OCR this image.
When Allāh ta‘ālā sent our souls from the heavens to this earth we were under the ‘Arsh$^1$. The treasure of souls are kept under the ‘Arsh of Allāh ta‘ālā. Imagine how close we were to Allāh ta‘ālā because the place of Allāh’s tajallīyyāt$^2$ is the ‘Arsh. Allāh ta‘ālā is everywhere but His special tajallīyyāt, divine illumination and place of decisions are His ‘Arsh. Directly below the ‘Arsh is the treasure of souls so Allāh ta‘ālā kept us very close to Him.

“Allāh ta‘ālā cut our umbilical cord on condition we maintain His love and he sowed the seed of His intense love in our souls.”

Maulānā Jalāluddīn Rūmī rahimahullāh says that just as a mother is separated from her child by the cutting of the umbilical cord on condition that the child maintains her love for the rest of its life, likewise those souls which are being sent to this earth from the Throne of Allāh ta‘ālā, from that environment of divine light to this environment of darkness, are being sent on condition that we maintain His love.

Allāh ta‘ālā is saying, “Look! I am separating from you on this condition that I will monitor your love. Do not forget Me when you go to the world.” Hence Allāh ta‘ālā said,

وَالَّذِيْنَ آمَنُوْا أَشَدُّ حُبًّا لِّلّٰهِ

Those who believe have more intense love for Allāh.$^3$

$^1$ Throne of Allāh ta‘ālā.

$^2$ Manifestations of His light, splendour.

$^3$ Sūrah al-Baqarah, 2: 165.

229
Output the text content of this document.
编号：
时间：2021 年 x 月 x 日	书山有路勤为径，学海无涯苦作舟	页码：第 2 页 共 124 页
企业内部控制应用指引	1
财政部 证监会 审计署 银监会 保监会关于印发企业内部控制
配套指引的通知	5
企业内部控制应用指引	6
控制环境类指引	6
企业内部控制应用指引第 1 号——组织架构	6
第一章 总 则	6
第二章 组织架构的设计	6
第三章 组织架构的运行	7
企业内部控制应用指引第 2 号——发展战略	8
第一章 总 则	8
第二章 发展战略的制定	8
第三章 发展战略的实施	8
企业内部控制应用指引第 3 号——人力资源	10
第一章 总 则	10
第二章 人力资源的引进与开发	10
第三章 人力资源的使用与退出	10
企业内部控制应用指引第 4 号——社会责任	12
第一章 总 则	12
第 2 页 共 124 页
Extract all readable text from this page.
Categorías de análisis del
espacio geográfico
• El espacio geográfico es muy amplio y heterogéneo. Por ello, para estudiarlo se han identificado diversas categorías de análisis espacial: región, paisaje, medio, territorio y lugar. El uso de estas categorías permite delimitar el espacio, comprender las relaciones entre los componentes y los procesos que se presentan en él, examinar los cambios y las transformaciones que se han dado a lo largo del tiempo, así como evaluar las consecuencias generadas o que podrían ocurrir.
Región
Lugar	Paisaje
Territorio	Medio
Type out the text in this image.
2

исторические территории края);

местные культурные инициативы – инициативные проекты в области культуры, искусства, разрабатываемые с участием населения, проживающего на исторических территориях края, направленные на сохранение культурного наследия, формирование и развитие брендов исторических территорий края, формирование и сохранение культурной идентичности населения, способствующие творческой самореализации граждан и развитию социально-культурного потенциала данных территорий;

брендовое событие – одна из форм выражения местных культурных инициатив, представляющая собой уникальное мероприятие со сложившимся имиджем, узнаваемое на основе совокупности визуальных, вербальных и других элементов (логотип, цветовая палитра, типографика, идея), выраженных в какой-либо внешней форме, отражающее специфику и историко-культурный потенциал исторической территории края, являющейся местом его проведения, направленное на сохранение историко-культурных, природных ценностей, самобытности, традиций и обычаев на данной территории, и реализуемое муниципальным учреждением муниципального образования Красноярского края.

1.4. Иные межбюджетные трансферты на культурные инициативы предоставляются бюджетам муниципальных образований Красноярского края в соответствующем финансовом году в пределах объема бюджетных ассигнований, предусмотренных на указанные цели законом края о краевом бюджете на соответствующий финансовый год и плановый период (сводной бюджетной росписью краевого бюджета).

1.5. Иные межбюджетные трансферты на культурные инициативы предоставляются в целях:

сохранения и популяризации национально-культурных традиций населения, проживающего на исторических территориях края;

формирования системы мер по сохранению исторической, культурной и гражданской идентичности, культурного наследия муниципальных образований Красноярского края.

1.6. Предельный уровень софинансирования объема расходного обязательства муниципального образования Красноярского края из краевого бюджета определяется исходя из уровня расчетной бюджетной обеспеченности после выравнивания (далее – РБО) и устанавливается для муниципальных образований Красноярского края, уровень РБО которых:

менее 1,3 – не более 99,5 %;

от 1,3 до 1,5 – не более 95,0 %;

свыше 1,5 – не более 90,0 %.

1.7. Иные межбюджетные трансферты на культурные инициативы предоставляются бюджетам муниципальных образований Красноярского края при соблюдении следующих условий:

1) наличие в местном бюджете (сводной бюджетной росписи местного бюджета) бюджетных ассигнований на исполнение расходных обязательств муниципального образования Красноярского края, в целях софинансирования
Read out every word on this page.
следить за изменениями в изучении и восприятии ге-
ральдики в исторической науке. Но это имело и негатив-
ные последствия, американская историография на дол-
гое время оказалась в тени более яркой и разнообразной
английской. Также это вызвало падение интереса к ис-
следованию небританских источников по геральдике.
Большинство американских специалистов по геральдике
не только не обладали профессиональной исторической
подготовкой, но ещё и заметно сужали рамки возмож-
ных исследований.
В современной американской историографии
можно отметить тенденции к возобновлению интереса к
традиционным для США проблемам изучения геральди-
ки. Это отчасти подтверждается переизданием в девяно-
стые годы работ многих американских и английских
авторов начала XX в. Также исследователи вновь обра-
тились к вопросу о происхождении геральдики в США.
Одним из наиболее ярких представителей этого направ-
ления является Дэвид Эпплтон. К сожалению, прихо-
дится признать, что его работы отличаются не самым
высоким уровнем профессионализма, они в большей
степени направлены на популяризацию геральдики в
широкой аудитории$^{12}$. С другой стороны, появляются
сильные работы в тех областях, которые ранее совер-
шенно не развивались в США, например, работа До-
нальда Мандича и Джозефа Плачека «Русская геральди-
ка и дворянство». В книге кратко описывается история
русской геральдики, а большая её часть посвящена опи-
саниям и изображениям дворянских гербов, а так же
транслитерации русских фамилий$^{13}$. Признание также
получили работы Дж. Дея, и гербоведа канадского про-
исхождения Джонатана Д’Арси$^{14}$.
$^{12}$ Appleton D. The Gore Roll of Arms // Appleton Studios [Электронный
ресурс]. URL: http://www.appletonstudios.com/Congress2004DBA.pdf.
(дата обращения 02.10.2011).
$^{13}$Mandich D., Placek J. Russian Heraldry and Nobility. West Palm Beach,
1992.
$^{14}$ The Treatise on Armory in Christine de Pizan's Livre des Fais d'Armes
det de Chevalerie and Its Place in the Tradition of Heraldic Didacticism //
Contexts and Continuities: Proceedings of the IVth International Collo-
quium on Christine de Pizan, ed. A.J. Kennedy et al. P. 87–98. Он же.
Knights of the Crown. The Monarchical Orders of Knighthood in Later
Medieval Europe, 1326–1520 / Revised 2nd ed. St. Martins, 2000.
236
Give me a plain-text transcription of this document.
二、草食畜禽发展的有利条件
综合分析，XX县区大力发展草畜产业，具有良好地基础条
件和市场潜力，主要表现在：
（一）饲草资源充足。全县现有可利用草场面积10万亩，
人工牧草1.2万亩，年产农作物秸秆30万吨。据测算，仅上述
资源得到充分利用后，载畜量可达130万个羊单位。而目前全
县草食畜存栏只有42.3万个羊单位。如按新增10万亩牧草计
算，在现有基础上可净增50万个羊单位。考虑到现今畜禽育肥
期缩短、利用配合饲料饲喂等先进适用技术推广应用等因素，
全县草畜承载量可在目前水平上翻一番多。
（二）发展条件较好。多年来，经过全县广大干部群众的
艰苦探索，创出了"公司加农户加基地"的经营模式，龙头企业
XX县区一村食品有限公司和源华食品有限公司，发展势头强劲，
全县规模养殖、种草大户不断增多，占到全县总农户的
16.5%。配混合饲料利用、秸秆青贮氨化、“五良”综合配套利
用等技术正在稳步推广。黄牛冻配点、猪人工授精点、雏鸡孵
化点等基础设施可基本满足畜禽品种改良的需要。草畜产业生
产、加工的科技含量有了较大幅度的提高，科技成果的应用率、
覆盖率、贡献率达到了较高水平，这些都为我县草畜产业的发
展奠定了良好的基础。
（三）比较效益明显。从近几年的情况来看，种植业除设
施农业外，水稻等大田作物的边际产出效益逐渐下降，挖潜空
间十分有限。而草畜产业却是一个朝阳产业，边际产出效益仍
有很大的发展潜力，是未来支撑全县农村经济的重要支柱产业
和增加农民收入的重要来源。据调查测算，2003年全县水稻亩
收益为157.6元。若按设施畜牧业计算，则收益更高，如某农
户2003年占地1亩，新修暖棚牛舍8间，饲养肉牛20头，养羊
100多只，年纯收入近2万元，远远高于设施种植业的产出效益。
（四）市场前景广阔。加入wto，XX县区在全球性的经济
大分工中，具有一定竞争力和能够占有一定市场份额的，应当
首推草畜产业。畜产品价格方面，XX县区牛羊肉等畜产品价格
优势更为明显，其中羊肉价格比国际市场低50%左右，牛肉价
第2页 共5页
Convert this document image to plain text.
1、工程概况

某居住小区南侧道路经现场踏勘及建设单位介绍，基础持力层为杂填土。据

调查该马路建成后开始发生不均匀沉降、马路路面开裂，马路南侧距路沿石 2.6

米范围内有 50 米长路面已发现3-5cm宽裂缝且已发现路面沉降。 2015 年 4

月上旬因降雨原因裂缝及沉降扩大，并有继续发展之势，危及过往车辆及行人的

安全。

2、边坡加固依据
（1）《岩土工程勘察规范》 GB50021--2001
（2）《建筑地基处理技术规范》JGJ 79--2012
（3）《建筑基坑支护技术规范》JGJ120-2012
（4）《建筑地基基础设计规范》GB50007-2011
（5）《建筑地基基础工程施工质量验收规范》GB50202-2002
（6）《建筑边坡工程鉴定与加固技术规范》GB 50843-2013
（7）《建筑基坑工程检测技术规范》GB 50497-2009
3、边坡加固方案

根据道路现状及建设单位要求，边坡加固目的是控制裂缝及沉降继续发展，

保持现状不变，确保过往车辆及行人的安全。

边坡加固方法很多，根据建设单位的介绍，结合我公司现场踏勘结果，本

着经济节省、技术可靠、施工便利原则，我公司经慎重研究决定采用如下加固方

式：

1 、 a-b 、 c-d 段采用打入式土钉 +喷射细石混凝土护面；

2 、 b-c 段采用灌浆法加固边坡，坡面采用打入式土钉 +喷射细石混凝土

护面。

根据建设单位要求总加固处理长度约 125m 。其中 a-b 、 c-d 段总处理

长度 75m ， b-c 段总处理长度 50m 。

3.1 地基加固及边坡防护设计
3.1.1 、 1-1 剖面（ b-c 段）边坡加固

_TASK REQUIREMENTS_: Using the entries above, find all lines with "работы". Copy them.

_RESULT FOR THIS TASK_:
дится признать, что его работы отличаются не самым
сильные работы в тех областях, которые ранее совер-
получили работы Дж. Дея, и гербоведа канадского про-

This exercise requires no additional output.